Stored dataset items:
.....
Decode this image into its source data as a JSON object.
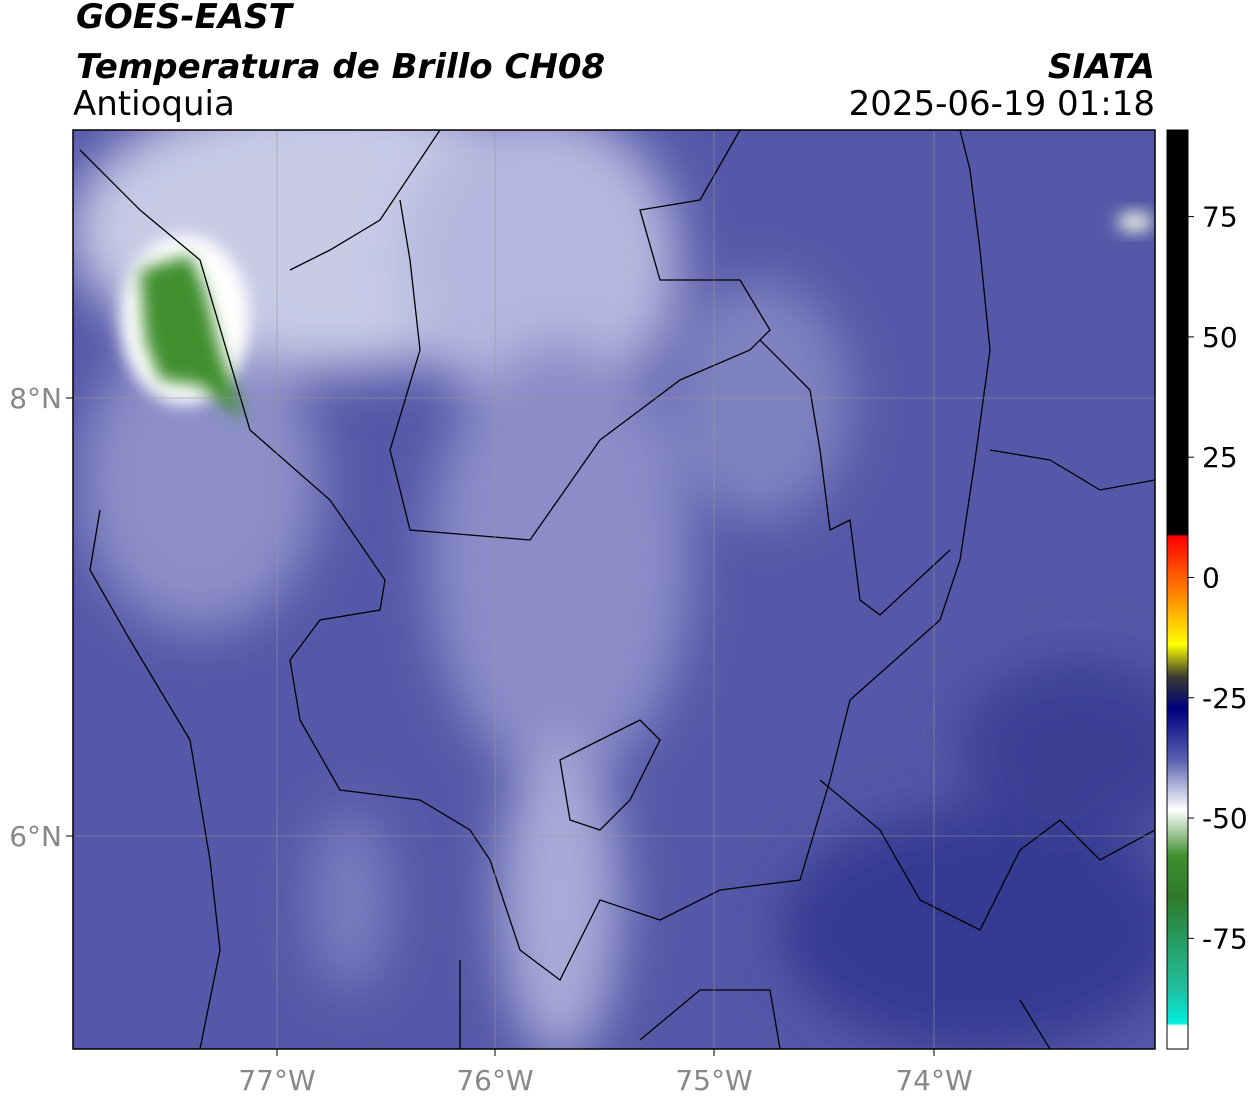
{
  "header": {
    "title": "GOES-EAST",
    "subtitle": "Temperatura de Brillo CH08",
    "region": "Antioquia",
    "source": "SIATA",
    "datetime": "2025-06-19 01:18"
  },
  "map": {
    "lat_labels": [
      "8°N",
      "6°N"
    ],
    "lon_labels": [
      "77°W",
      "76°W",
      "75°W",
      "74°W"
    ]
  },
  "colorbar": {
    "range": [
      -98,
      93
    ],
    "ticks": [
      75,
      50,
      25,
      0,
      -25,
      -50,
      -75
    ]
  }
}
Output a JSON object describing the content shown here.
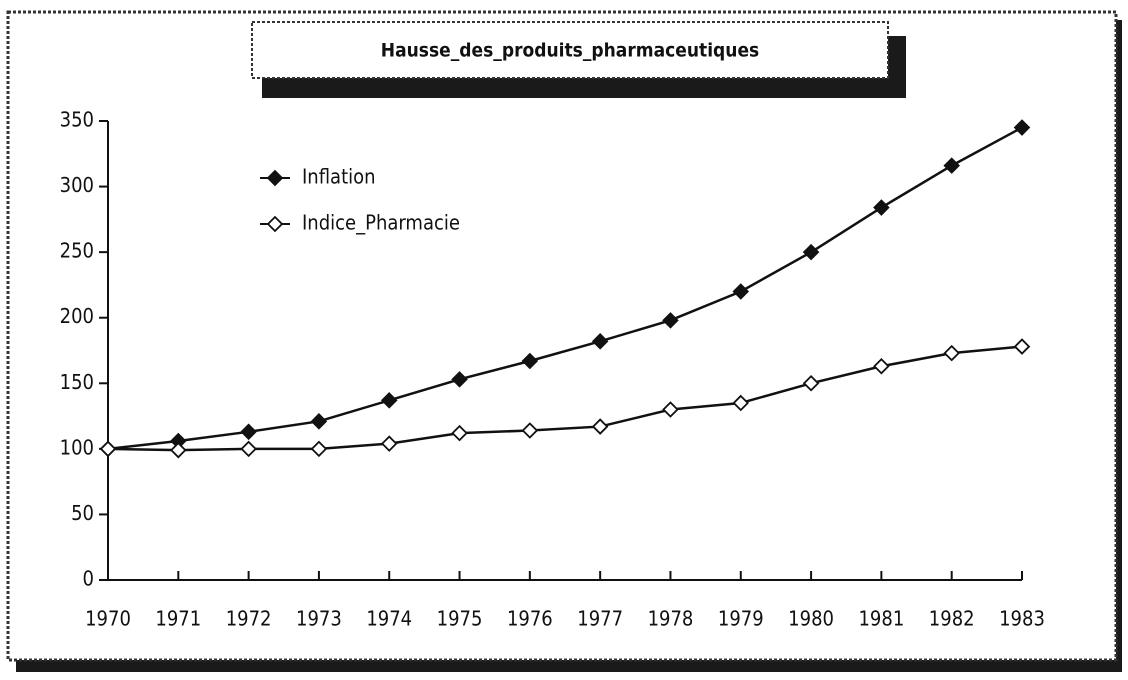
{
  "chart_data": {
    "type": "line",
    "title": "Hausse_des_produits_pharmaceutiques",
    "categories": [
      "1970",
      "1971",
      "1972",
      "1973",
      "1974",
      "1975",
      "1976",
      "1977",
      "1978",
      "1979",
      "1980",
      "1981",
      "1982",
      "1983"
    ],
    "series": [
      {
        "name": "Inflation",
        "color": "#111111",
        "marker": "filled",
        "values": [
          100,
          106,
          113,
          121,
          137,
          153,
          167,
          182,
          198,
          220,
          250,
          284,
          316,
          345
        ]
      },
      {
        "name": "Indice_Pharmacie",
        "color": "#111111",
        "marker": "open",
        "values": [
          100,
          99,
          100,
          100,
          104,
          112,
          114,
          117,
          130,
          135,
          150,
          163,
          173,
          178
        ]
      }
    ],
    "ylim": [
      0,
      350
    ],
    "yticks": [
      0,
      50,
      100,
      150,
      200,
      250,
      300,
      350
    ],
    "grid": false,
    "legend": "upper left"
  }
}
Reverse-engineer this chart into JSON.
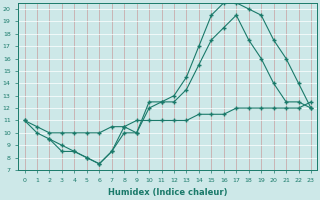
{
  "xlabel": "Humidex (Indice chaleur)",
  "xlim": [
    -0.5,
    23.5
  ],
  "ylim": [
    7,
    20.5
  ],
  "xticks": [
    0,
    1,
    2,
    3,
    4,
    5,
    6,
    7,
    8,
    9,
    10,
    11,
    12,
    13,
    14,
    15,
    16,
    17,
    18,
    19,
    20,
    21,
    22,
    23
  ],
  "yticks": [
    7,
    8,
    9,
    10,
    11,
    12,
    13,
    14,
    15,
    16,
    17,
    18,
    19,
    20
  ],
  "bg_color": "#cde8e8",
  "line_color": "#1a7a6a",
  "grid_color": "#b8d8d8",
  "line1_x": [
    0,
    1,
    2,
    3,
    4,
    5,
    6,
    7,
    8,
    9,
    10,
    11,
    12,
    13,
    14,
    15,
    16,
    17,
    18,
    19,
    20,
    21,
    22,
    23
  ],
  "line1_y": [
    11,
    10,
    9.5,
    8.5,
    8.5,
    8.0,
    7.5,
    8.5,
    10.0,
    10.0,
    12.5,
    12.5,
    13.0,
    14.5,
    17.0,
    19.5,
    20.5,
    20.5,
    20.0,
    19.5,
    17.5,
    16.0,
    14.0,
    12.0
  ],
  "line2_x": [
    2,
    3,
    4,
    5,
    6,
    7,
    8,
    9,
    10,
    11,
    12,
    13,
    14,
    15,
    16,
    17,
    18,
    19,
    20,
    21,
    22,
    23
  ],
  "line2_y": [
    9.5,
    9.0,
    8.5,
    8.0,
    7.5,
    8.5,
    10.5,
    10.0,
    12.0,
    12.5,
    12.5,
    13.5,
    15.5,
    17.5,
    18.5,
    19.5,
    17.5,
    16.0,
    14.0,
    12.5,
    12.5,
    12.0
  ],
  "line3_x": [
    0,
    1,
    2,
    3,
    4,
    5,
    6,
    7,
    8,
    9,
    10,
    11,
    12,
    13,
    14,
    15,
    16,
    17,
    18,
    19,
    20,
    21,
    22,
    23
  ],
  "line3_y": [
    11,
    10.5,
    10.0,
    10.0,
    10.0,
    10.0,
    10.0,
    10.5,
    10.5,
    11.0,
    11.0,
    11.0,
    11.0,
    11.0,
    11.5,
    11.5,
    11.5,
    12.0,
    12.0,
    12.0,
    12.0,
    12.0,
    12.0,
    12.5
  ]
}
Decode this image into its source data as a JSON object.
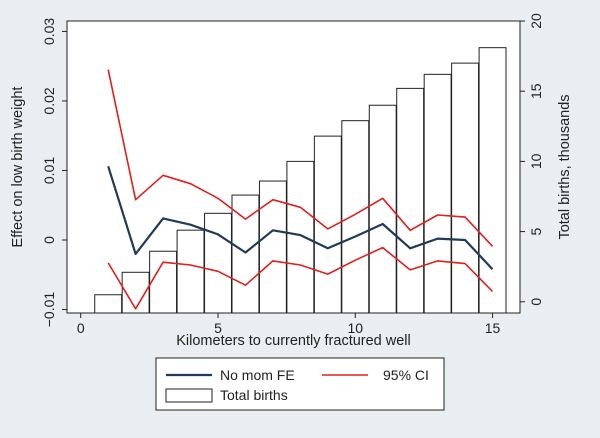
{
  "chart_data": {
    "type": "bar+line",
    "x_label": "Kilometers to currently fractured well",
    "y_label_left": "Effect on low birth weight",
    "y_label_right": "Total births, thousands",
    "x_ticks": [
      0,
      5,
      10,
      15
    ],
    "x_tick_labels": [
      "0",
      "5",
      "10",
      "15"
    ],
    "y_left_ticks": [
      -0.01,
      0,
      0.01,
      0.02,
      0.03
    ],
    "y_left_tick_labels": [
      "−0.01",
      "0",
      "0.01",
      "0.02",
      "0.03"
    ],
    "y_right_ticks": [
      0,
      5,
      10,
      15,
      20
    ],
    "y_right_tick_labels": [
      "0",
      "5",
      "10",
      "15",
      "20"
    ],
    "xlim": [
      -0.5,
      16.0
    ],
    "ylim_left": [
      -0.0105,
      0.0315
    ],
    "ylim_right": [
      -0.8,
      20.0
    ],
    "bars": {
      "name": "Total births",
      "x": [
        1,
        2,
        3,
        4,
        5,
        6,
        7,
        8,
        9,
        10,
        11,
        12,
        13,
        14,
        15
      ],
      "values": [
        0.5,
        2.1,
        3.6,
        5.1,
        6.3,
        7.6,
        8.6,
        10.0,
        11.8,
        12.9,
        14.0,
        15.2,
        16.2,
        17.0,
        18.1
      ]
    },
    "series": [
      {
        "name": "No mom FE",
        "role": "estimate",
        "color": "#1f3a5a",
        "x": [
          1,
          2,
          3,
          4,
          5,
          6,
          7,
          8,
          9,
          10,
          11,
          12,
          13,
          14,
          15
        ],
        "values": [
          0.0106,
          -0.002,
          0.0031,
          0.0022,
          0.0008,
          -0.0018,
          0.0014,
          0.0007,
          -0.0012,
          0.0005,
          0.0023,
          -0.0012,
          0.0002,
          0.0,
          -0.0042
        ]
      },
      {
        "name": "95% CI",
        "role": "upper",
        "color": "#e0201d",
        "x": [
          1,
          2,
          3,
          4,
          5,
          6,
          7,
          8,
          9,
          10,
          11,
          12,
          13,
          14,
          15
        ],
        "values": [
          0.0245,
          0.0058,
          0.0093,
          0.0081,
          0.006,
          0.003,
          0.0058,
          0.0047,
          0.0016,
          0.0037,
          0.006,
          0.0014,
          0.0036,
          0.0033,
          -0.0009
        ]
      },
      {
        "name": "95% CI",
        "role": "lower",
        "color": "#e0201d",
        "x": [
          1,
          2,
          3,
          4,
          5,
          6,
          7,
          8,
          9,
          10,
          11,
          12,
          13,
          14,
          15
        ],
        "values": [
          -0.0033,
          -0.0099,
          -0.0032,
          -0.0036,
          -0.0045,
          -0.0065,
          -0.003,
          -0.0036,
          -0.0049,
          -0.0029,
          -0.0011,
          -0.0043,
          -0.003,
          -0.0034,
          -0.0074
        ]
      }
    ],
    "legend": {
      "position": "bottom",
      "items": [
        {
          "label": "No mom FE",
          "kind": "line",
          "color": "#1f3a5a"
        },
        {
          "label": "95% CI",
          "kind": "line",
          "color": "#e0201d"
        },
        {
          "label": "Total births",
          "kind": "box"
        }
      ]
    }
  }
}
.....
EXERCISE INSTRUCTIONS:
Reproduce every record above exactly, but leave out the pictures.

RESULT BELOW:
Decode this image into its source data as a JSON object.
{
  "header": {
    "title": "GOES-EAST",
    "subtitle": "Temperatura de Brillo CH08",
    "region": "Antioquia",
    "source": "SIATA",
    "datetime": "2025-06-19 01:18"
  },
  "map": {
    "lat_labels": [
      "8°N",
      "6°N"
    ],
    "lon_labels": [
      "77°W",
      "76°W",
      "75°W",
      "74°W"
    ]
  },
  "colorbar": {
    "range": [
      -98,
      93
    ],
    "ticks": [
      75,
      50,
      25,
      0,
      -25,
      -50,
      -75
    ]
  }
}
Output a JSON object describing the content shown here.
{
  "chart_data": {
    "type": "line",
    "title": "Hausse_des_produits_pharmaceutiques",
    "categories": [
      "1970",
      "1971",
      "1972",
      "1973",
      "1974",
      "1975",
      "1976",
      "1977",
      "1978",
      "1979",
      "1980",
      "1981",
      "1982",
      "1983"
    ],
    "series": [
      {
        "name": "Inflation",
        "color": "#111111",
        "marker": "filled",
        "values": [
          100,
          106,
          113,
          121,
          137,
          153,
          167,
          182,
          198,
          220,
          250,
          284,
          316,
          345
        ]
      },
      {
        "name": "Indice_Pharmacie",
        "color": "#111111",
        "marker": "open",
        "values": [
          100,
          99,
          100,
          100,
          104,
          112,
          114,
          117,
          130,
          135,
          150,
          163,
          173,
          178
        ]
      }
    ],
    "ylim": [
      0,
      350
    ],
    "yticks": [
      0,
      50,
      100,
      150,
      200,
      250,
      300,
      350
    ],
    "grid": false,
    "legend": "upper left"
  }
}
Reverse-engineer this chart into JSON.
{
  "xlabel": "Humidex (Indice chaleur)",
  "xlim": [
    -0.5,
    23.5
  ],
  "ylim": [
    7,
    20.5
  ],
  "xticks": [
    0,
    1,
    2,
    3,
    4,
    5,
    6,
    7,
    8,
    9,
    10,
    11,
    12,
    13,
    14,
    15,
    16,
    17,
    18,
    19,
    20,
    21,
    22,
    23
  ],
  "yticks": [
    7,
    8,
    9,
    10,
    11,
    12,
    13,
    14,
    15,
    16,
    17,
    18,
    19,
    20
  ],
  "bg_color": "#cde8e8",
  "line_color": "#1a7a6a",
  "grid_color": "#b8d8d8",
  "line1_x": [
    0,
    1,
    2,
    3,
    4,
    5,
    6,
    7,
    8,
    9,
    10,
    11,
    12,
    13,
    14,
    15,
    16,
    17,
    18,
    19,
    20,
    21,
    22,
    23
  ],
  "line1_y": [
    11,
    10,
    9.5,
    8.5,
    8.5,
    8.0,
    7.5,
    8.5,
    10.0,
    10.0,
    12.5,
    12.5,
    13.0,
    14.5,
    17.0,
    19.5,
    20.5,
    20.5,
    20.0,
    19.5,
    17.5,
    16.0,
    14.0,
    12.0
  ],
  "line2_x": [
    2,
    3,
    4,
    5,
    6,
    7,
    8,
    9,
    10,
    11,
    12,
    13,
    14,
    15,
    16,
    17,
    18,
    19,
    20,
    21,
    22,
    23
  ],
  "line2_y": [
    9.5,
    9.0,
    8.5,
    8.0,
    7.5,
    8.5,
    10.5,
    10.0,
    12.0,
    12.5,
    12.5,
    13.5,
    15.5,
    17.5,
    18.5,
    19.5,
    17.5,
    16.0,
    14.0,
    12.5,
    12.5,
    12.0
  ],
  "line3_x": [
    0,
    1,
    2,
    3,
    4,
    5,
    6,
    7,
    8,
    9,
    10,
    11,
    12,
    13,
    14,
    15,
    16,
    17,
    18,
    19,
    20,
    21,
    22,
    23
  ],
  "line3_y": [
    11,
    10.5,
    10.0,
    10.0,
    10.0,
    10.0,
    10.0,
    10.5,
    10.5,
    11.0,
    11.0,
    11.0,
    11.0,
    11.0,
    11.5,
    11.5,
    11.5,
    12.0,
    12.0,
    12.0,
    12.0,
    12.0,
    12.0,
    12.5
  ]
}
Decode this image into its source data as a JSON object.
{
  "chart_data": {
    "type": "bar+line",
    "x_label": "Kilometers to currently fractured well",
    "y_label_left": "Effect on low birth weight",
    "y_label_right": "Total births, thousands",
    "x_ticks": [
      0,
      5,
      10,
      15
    ],
    "x_tick_labels": [
      "0",
      "5",
      "10",
      "15"
    ],
    "y_left_ticks": [
      -0.01,
      0,
      0.01,
      0.02,
      0.03
    ],
    "y_left_tick_labels": [
      "−0.01",
      "0",
      "0.01",
      "0.02",
      "0.03"
    ],
    "y_right_ticks": [
      0,
      5,
      10,
      15,
      20
    ],
    "y_right_tick_labels": [
      "0",
      "5",
      "10",
      "15",
      "20"
    ],
    "xlim": [
      -0.5,
      16.0
    ],
    "ylim_left": [
      -0.0105,
      0.0315
    ],
    "ylim_right": [
      -0.8,
      20.0
    ],
    "bars": {
      "name": "Total births",
      "x": [
        1,
        2,
        3,
        4,
        5,
        6,
        7,
        8,
        9,
        10,
        11,
        12,
        13,
        14,
        15
      ],
      "values": [
        0.5,
        2.1,
        3.6,
        5.1,
        6.3,
        7.6,
        8.6,
        10.0,
        11.8,
        12.9,
        14.0,
        15.2,
        16.2,
        17.0,
        18.1
      ]
    },
    "series": [
      {
        "name": "No mom FE",
        "role": "estimate",
        "color": "#1f3a5a",
        "x": [
          1,
          2,
          3,
          4,
          5,
          6,
          7,
          8,
          9,
          10,
          11,
          12,
          13,
          14,
          15
        ],
        "values": [
          0.0106,
          -0.002,
          0.0031,
          0.0022,
          0.0008,
          -0.0018,
          0.0014,
          0.0007,
          -0.0012,
          0.0005,
          0.0023,
          -0.0012,
          0.0002,
          0.0,
          -0.0042
        ]
      },
      {
        "name": "95% CI",
        "role": "upper",
        "color": "#e0201d",
        "x": [
          1,
          2,
          3,
          4,
          5,
          6,
          7,
          8,
          9,
          10,
          11,
          12,
          13,
          14,
          15
        ],
        "values": [
          0.0245,
          0.0058,
          0.0093,
          0.0081,
          0.006,
          0.003,
          0.0058,
          0.0047,
          0.0016,
          0.0037,
          0.006,
          0.0014,
          0.0036,
          0.0033,
          -0.0009
        ]
      },
      {
        "name": "95% CI",
        "role": "lower",
        "color": "#e0201d",
        "x": [
          1,
          2,
          3,
          4,
          5,
          6,
          7,
          8,
          9,
          10,
          11,
          12,
          13,
          14,
          15
        ],
        "values": [
          -0.0033,
          -0.0099,
          -0.0032,
          -0.0036,
          -0.0045,
          -0.0065,
          -0.003,
          -0.0036,
          -0.0049,
          -0.0029,
          -0.0011,
          -0.0043,
          -0.003,
          -0.0034,
          -0.0074
        ]
      }
    ],
    "legend": {
      "position": "bottom",
      "items": [
        {
          "label": "No mom FE",
          "kind": "line",
          "color": "#1f3a5a"
        },
        {
          "label": "95% CI",
          "kind": "line",
          "color": "#e0201d"
        },
        {
          "label": "Total births",
          "kind": "box"
        }
      ]
    }
  }
}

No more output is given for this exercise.